> INSTRUCTIONS TO FOLLOW
Select and reproduce each line of the listing below that bears the string "source".

> WORKING DATA
..........
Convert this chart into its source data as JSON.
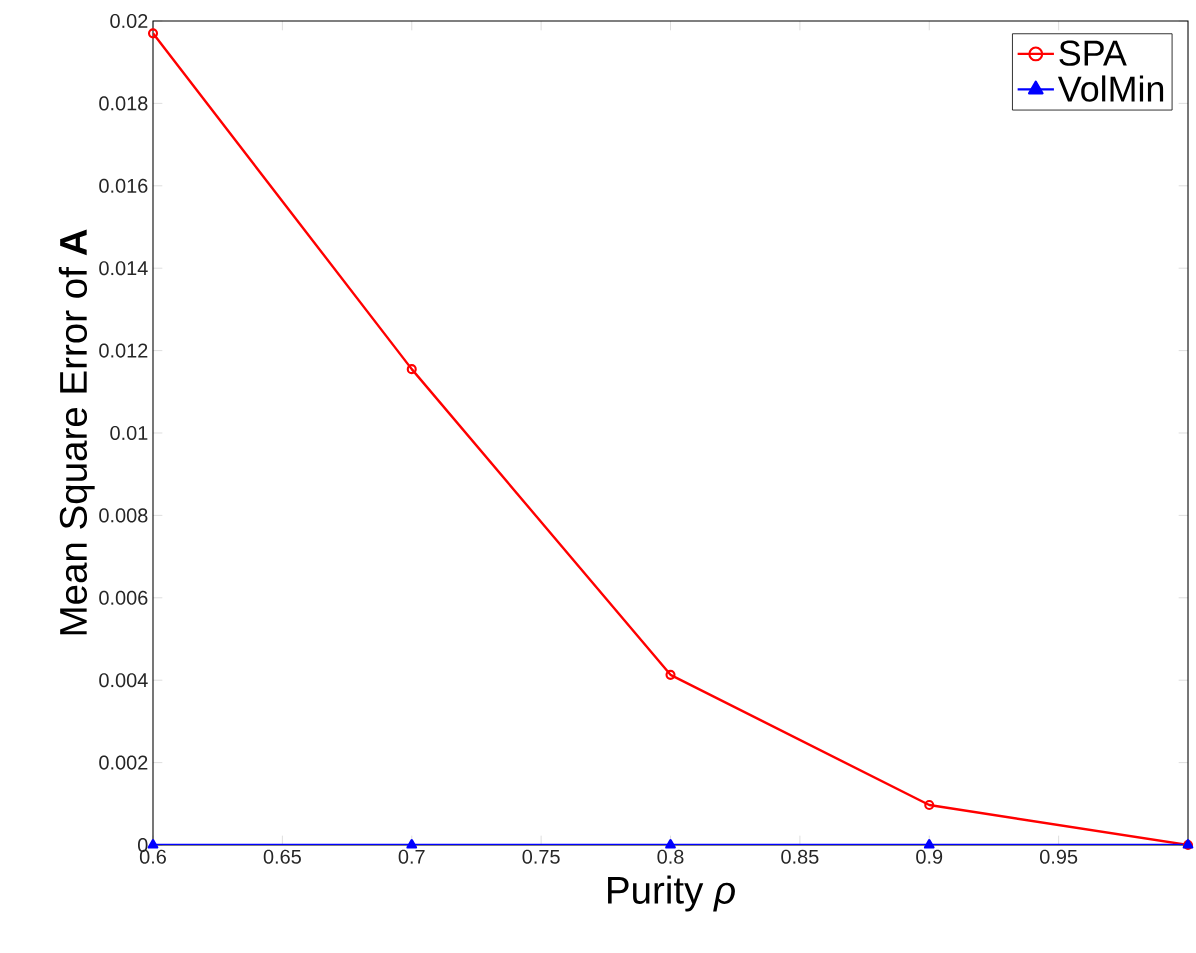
{
  "chart_data": {
    "type": "line",
    "xlabel": "Purity *ρ*",
    "ylabel": "Mean Square Error of **A**",
    "x": [
      0.6,
      0.7,
      0.8,
      0.9,
      1.0
    ],
    "series": [
      {
        "name": "SPA",
        "color": "#ff0000",
        "marker": "circle",
        "values": [
          0.0197,
          0.01155,
          0.00413,
          0.00097,
          0.0
        ]
      },
      {
        "name": "VolMin",
        "color": "#0000ff",
        "marker": "triangle",
        "values": [
          0.0,
          0.0,
          0.0,
          0.0,
          0.0
        ]
      }
    ],
    "xlim": [
      0.6,
      1.0
    ],
    "ylim": [
      0,
      0.02
    ],
    "xticks": [
      0.6,
      0.65,
      0.7,
      0.75,
      0.8,
      0.85,
      0.9,
      0.95
    ],
    "yticks": [
      0,
      0.002,
      0.004,
      0.006,
      0.008,
      0.01,
      0.012,
      0.014,
      0.016,
      0.018,
      0.02
    ],
    "grid": false,
    "legend": "top right",
    "line_style": "solid"
  }
}
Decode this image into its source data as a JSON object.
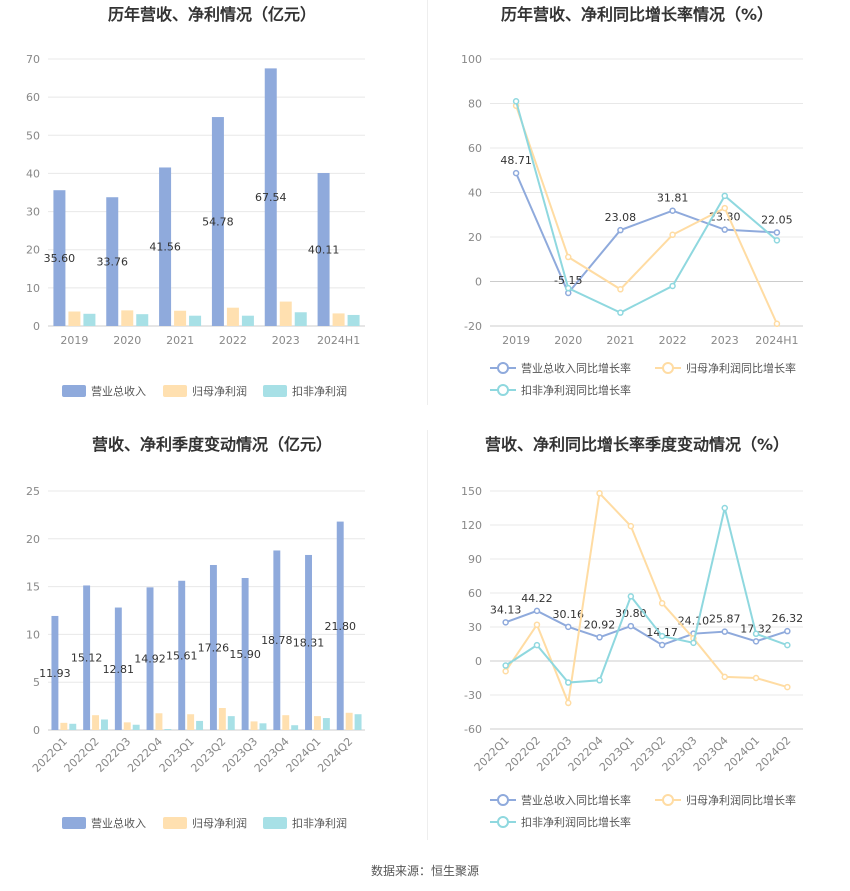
{
  "source": "数据来源：恒生聚源",
  "colors": {
    "revenue": "#8faadc",
    "profit": "#ffe0b0",
    "deducted": "#a7e0e6",
    "revenue_line": "#8faadc",
    "profit_line": "#ffdca3",
    "deducted_line": "#8fd8df"
  },
  "chart_data": [
    {
      "type": "bar",
      "title": "历年营收、净利情况（亿元）",
      "categories": [
        "2019",
        "2020",
        "2021",
        "2022",
        "2023",
        "2024H1"
      ],
      "ylim": [
        0,
        70
      ],
      "yticks": [
        0,
        10,
        20,
        30,
        40,
        50,
        60,
        70
      ],
      "series": [
        {
          "name": "营业总收入",
          "values": [
            35.6,
            33.76,
            41.56,
            54.78,
            67.54,
            40.11
          ],
          "labels": [
            "35.60",
            "33.76",
            "41.56",
            "54.78",
            "67.54",
            "40.11"
          ]
        },
        {
          "name": "归母净利润",
          "values": [
            3.8,
            4.1,
            4.0,
            4.8,
            6.4,
            3.3
          ]
        },
        {
          "name": "扣非净利润",
          "values": [
            3.2,
            3.1,
            2.7,
            2.7,
            3.6,
            2.9
          ]
        }
      ],
      "legend": "bottom"
    },
    {
      "type": "line",
      "title": "历年营收、净利同比增长率情况（%）",
      "categories": [
        "2019",
        "2020",
        "2021",
        "2022",
        "2023",
        "2024H1"
      ],
      "ylim": [
        -20,
        100
      ],
      "yticks": [
        -20,
        0,
        20,
        40,
        60,
        80,
        100
      ],
      "series": [
        {
          "name": "营业总收入同比增长率",
          "values": [
            48.71,
            -5.15,
            23.08,
            31.81,
            23.3,
            22.05
          ],
          "labels": [
            "48.71",
            "-5.15",
            "23.08",
            "31.81",
            "23.30",
            "22.05"
          ]
        },
        {
          "name": "归母净利润同比增长率",
          "values": [
            79,
            11,
            -3.5,
            21,
            33,
            -19
          ]
        },
        {
          "name": "扣非净利润同比增长率",
          "values": [
            81,
            -3,
            -14,
            -2,
            38.5,
            18.5
          ]
        }
      ],
      "legend": "bottom"
    },
    {
      "type": "bar",
      "title": "营收、净利季度变动情况（亿元）",
      "categories": [
        "2022Q1",
        "2022Q2",
        "2022Q3",
        "2022Q4",
        "2023Q1",
        "2023Q2",
        "2023Q3",
        "2023Q4",
        "2024Q1",
        "2024Q2"
      ],
      "ylim": [
        0,
        25
      ],
      "yticks": [
        0,
        5,
        10,
        15,
        20,
        25
      ],
      "series": [
        {
          "name": "营业总收入",
          "values": [
            11.93,
            15.12,
            12.81,
            14.92,
            15.61,
            17.26,
            15.9,
            18.78,
            18.31,
            21.8
          ],
          "labels": [
            "11.93",
            "15.12",
            "12.81",
            "14.92",
            "15.61",
            "17.26",
            "15.90",
            "18.78",
            "18.31",
            "21.80"
          ]
        },
        {
          "name": "归母净利润",
          "values": [
            0.75,
            1.55,
            0.8,
            1.75,
            1.65,
            2.3,
            0.9,
            1.55,
            1.45,
            1.8
          ]
        },
        {
          "name": "扣非净利润",
          "values": [
            0.65,
            1.1,
            0.55,
            0.1,
            0.95,
            1.45,
            0.7,
            0.5,
            1.25,
            1.65
          ]
        }
      ],
      "legend": "bottom"
    },
    {
      "type": "line",
      "title": "营收、净利同比增长率季度变动情况（%）",
      "categories": [
        "2022Q1",
        "2022Q2",
        "2022Q3",
        "2022Q4",
        "2023Q1",
        "2023Q2",
        "2023Q3",
        "2023Q4",
        "2024Q1",
        "2024Q2"
      ],
      "ylim": [
        -60,
        150
      ],
      "yticks": [
        -60,
        -30,
        0,
        30,
        60,
        90,
        120,
        150
      ],
      "series": [
        {
          "name": "营业总收入同比增长率",
          "values": [
            34.13,
            44.22,
            30.16,
            20.92,
            30.8,
            14.17,
            24.1,
            25.87,
            17.32,
            26.32
          ],
          "labels": [
            "34.13",
            "44.22",
            "30.16",
            "20.92",
            "30.80",
            "14.17",
            "24.10",
            "25.87",
            "17.32",
            "26.32"
          ]
        },
        {
          "name": "归母净利润同比增长率",
          "values": [
            -9,
            32,
            -37,
            148,
            119,
            51,
            20,
            -14,
            -15,
            -23
          ]
        },
        {
          "name": "扣非净利润同比增长率",
          "values": [
            -4,
            14,
            -19,
            -17,
            57,
            22,
            16,
            135,
            24,
            14
          ]
        }
      ],
      "legend": "bottom"
    }
  ]
}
..........
> OUTPUT BELOW
Convert this chart into its source data as JSON.
Decode this image into its source data as a JSON object.
  "source": "数据来源：恒生聚源",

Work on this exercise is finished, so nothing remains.